DATA TO PROCESS |
*****

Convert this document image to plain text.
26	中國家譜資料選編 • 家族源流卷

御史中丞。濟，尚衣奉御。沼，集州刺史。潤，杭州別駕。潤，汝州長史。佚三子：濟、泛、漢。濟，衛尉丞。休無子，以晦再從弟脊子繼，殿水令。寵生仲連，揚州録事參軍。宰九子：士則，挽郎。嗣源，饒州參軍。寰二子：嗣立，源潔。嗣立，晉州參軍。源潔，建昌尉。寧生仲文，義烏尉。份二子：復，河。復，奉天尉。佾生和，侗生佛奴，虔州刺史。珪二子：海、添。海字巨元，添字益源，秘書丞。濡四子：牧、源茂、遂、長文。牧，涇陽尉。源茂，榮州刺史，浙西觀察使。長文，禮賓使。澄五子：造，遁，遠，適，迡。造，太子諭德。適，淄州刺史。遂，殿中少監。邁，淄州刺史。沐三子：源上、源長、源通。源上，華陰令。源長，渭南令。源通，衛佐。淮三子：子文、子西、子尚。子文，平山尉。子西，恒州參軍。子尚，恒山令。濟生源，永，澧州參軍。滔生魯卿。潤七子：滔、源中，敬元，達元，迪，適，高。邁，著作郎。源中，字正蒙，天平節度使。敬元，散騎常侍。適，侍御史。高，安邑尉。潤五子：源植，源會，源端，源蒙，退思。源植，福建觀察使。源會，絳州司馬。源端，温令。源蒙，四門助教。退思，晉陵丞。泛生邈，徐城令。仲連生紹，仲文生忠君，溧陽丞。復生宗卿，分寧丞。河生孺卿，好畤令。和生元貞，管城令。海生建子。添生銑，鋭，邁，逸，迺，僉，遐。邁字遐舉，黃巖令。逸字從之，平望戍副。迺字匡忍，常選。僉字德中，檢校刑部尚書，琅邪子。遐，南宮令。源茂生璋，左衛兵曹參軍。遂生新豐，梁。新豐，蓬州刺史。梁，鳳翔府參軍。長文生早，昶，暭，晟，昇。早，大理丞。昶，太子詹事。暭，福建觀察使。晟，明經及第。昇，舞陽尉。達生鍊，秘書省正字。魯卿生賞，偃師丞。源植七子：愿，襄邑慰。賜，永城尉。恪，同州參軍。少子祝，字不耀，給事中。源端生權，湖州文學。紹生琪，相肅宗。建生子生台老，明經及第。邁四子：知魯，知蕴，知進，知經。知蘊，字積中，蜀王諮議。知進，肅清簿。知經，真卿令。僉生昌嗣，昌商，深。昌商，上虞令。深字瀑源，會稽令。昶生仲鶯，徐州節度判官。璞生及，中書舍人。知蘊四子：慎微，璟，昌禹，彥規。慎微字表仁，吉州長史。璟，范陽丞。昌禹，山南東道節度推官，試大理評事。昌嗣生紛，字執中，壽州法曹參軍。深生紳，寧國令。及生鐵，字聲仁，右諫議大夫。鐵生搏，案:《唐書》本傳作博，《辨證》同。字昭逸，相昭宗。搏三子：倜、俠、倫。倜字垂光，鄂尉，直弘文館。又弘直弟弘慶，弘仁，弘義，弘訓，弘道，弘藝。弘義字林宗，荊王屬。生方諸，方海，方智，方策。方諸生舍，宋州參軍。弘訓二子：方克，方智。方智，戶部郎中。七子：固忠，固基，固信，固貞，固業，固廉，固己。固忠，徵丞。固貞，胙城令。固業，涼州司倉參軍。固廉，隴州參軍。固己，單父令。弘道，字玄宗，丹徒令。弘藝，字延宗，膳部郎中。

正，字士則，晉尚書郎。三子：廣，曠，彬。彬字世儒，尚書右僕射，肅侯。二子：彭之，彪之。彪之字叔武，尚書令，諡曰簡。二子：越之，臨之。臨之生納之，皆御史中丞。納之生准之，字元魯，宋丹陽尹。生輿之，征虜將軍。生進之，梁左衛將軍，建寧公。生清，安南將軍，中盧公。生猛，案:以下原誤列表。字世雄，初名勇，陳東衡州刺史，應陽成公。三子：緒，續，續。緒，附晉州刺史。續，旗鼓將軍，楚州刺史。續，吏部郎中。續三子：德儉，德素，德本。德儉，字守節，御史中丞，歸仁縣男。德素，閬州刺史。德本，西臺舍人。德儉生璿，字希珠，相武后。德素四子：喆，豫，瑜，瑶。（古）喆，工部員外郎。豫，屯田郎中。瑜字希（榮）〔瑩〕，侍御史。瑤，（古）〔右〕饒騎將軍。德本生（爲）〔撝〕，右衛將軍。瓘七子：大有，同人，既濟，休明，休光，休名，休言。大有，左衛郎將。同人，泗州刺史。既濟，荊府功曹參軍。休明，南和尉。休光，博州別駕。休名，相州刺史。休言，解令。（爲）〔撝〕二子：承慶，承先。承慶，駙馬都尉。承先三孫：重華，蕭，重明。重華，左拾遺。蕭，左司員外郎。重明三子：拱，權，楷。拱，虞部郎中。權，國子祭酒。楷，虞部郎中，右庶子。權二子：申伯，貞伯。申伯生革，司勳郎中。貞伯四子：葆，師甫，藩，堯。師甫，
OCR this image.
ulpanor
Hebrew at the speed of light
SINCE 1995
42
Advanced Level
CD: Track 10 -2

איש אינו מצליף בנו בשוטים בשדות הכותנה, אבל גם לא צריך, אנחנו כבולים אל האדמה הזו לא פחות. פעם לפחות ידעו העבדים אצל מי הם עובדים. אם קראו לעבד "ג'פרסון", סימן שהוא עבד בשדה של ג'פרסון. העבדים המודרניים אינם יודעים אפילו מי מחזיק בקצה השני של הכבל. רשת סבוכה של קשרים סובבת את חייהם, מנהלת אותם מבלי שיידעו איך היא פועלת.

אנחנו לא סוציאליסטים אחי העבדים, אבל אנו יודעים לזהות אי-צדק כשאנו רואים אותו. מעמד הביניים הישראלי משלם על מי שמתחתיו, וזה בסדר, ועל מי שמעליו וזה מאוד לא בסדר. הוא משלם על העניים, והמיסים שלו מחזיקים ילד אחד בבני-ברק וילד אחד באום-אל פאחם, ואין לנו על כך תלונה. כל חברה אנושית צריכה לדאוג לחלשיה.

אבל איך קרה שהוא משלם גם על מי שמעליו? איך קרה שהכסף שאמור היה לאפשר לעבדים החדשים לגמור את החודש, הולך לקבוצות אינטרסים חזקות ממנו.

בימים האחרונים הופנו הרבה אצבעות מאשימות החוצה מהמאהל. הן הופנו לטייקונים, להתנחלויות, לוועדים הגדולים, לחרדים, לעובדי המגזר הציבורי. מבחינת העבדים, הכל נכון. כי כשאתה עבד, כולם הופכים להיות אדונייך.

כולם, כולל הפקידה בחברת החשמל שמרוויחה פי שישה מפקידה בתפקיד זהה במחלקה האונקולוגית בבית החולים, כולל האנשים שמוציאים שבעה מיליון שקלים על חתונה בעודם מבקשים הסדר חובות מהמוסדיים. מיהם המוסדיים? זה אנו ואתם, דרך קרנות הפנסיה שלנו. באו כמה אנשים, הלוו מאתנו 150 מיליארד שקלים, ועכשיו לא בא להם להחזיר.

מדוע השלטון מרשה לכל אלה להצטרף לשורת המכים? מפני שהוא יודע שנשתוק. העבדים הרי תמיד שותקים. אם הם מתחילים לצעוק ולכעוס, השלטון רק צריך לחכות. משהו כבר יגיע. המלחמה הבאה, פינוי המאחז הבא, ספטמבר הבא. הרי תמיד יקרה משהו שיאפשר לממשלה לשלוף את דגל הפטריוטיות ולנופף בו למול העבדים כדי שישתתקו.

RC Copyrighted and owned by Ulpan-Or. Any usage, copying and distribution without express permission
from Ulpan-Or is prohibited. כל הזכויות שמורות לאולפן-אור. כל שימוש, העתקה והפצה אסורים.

*****

OBJECTIVE |
Nothing in the listing may be changed; retype it all exactly.

RESULT FOR THIS TASK |
Convert this document image to plain text.
26	中國家譜資料選編 • 家族源流卷

御史中丞。濟，尚衣奉御。沼，集州刺史。潤，杭州別駕。潤，汝州長史。佚三子：濟、泛、漢。濟，衛尉丞。休無子，以晦再從弟脊子繼，殿水令。寵生仲連，揚州録事參軍。宰九子：士則，挽郎。嗣源，饒州參軍。寰二子：嗣立，源潔。嗣立，晉州參軍。源潔，建昌尉。寧生仲文，義烏尉。份二子：復，河。復，奉天尉。佾生和，侗生佛奴，虔州刺史。珪二子：海、添。海字巨元，添字益源，秘書丞。濡四子：牧、源茂、遂、長文。牧，涇陽尉。源茂，榮州刺史，浙西觀察使。長文，禮賓使。澄五子：造，遁，遠，適，迡。造，太子諭德。適，淄州刺史。遂，殿中少監。邁，淄州刺史。沐三子：源上、源長、源通。源上，華陰令。源長，渭南令。源通，衛佐。淮三子：子文、子西、子尚。子文，平山尉。子西，恒州參軍。子尚，恒山令。濟生源，永，澧州參軍。滔生魯卿。潤七子：滔、源中，敬元，達元，迪，適，高。邁，著作郎。源中，字正蒙，天平節度使。敬元，散騎常侍。適，侍御史。高，安邑尉。潤五子：源植，源會，源端，源蒙，退思。源植，福建觀察使。源會，絳州司馬。源端，温令。源蒙，四門助教。退思，晉陵丞。泛生邈，徐城令。仲連生紹，仲文生忠君，溧陽丞。復生宗卿，分寧丞。河生孺卿，好畤令。和生元貞，管城令。海生建子。添生銑，鋭，邁，逸，迺，僉，遐。邁字遐舉，黃巖令。逸字從之，平望戍副。迺字匡忍，常選。僉字德中，檢校刑部尚書，琅邪子。遐，南宮令。源茂生璋，左衛兵曹參軍。遂生新豐，梁。新豐，蓬州刺史。梁，鳳翔府參軍。長文生早，昶，暭，晟，昇。早，大理丞。昶，太子詹事。暭，福建觀察使。晟，明經及第。昇，舞陽尉。達生鍊，秘書省正字。魯卿生賞，偃師丞。源植七子：愿，襄邑慰。賜，永城尉。恪，同州參軍。少子祝，字不耀，給事中。源端生權，湖州文學。紹生琪，相肅宗。建生子生台老，明經及第。邁四子：知魯，知蕴，知進，知經。知蘊，字積中，蜀王諮議。知進，肅清簿。知經，真卿令。僉生昌嗣，昌商，深。昌商，上虞令。深字瀑源，會稽令。昶生仲鶯，徐州節度判官。璞生及，中書舍人。知蘊四子：慎微，璟，昌禹，彥規。慎微字表仁，吉州長史。璟，范陽丞。昌禹，山南東道節度推官，試大理評事。昌嗣生紛，字執中，壽州法曹參軍。深生紳，寧國令。及生鐵，字聲仁，右諫議大夫。鐵生搏，案:《唐書》本傳作博，《辨證》同。字昭逸，相昭宗。搏三子：倜、俠、倫。倜字垂光，鄂尉，直弘文館。又弘直弟弘慶，弘仁，弘義，弘訓，弘道，弘藝。弘義字林宗，荊王屬。生方諸，方海，方智，方策。方諸生舍，宋州參軍。弘訓二子：方克，方智。方智，戶部郎中。七子：固忠，固基，固信，固貞，固業，固廉，固己。固忠，徵丞。固貞，胙城令。固業，涼州司倉參軍。固廉，隴州參軍。固己，單父令。弘道，字玄宗，丹徒令。弘藝，字延宗，膳部郎中。

正，字士則，晉尚書郎。三子：廣，曠，彬。彬字世儒，尚書右僕射，肅侯。二子：彭之，彪之。彪之字叔武，尚書令，諡曰簡。二子：越之，臨之。臨之生納之，皆御史中丞。納之生准之，字元魯，宋丹陽尹。生輿之，征虜將軍。生進之，梁左衛將軍，建寧公。生清，安南將軍，中盧公。生猛，案:以下原誤列表。字世雄，初名勇，陳東衡州刺史，應陽成公。三子：緒，續，續。緒，附晉州刺史。續，旗鼓將軍，楚州刺史。續，吏部郎中。續三子：德儉，德素，德本。德儉，字守節，御史中丞，歸仁縣男。德素，閬州刺史。德本，西臺舍人。德儉生璿，字希珠，相武后。德素四子：喆，豫，瑜，瑶。（古）喆，工部員外郎。豫，屯田郎中。瑜字希（榮）〔瑩〕，侍御史。瑤，（古）〔右〕饒騎將軍。德本生（爲）〔撝〕，右衛將軍。瓘七子：大有，同人，既濟，休明，休光，休名，休言。大有，左衛郎將。同人，泗州刺史。既濟，荊府功曹參軍。休明，南和尉。休光，博州別駕。休名，相州刺史。休言，解令。（爲）〔撝〕二子：承慶，承先。承慶，駙馬都尉。承先三孫：重華，蕭，重明。重華，左拾遺。蕭，左司員外郎。重明三子：拱，權，楷。拱，虞部郎中。權，國子祭酒。楷，虞部郎中，右庶子。權二子：申伯，貞伯。申伯生革，司勳郎中。貞伯四子：葆，師甫，藩，堯。師甫，
OCR this image.
ulpanor
Hebrew at the speed of light
SINCE 1995
42
Advanced Level
CD: Track 10 -2

איש אינו מצליף בנו בשוטים בשדות הכותנה, אבל גם לא צריך, אנחנו כבולים אל האדמה הזו לא פחות. פעם לפחות ידעו העבדים אצל מי הם עובדים. אם קראו לעבד "ג'פרסון", סימן שהוא עבד בשדה של ג'פרסון. העבדים המודרניים אינם יודעים אפילו מי מחזיק בקצה השני של הכבל. רשת סבוכה של קשרים סובבת את חייהם, מנהלת אותם מבלי שיידעו איך היא פועלת.

אנחנו לא סוציאליסטים אחי העבדים, אבל אנו יודעים לזהות אי-צדק כשאנו רואים אותו. מעמד הביניים הישראלי משלם על מי שמתחתיו, וזה בסדר, ועל מי שמעליו וזה מאוד לא בסדר. הוא משלם על העניים, והמיסים שלו מחזיקים ילד אחד בבני-ברק וילד אחד באום-אל פאחם, ואין לנו על כך תלונה. כל חברה אנושית צריכה לדאוג לחלשיה.

אבל איך קרה שהוא משלם גם על מי שמעליו? איך קרה שהכסף שאמור היה לאפשר לעבדים החדשים לגמור את החודש, הולך לקבוצות אינטרסים חזקות ממנו.

בימים האחרונים הופנו הרבה אצבעות מאשימות החוצה מהמאהל. הן הופנו לטייקונים, להתנחלויות, לוועדים הגדולים, לחרדים, לעובדי המגזר הציבורי. מבחינת העבדים, הכל נכון. כי כשאתה עבד, כולם הופכים להיות אדונייך.

כולם, כולל הפקידה בחברת החשמל שמרוויחה פי שישה מפקידה בתפקיד זהה במחלקה האונקולוגית בבית החולים, כולל האנשים שמוציאים שבעה מיליון שקלים על חתונה בעודם מבקשים הסדר חובות מהמוסדיים. מיהם המוסדיים? זה אנו ואתם, דרך קרנות הפנסיה שלנו. באו כמה אנשים, הלוו מאתנו 150 מיליארד שקלים, ועכשיו לא בא להם להחזיר.

מדוע השלטון מרשה לכל אלה להצטרף לשורת המכים? מפני שהוא יודע שנשתוק. העבדים הרי תמיד שותקים. אם הם מתחילים לצעוק ולכעוס, השלטון רק צריך לחכות. משהו כבר יגיע. המלחמה הבאה, פינוי המאחז הבא, ספטמבר הבא. הרי תמיד יקרה משהו שיאפשר לממשלה לשלוף את דגל הפטריוטיות ולנופף בו למול העבדים כדי שישתתקו.

RC Copyrighted and owned by Ulpan-Or. Any usage, copying and distribution without express permission
from Ulpan-Or is prohibited. כל הזכויות שמורות לאולפן-אור. כל שימוש, העתקה והפצה אסורים.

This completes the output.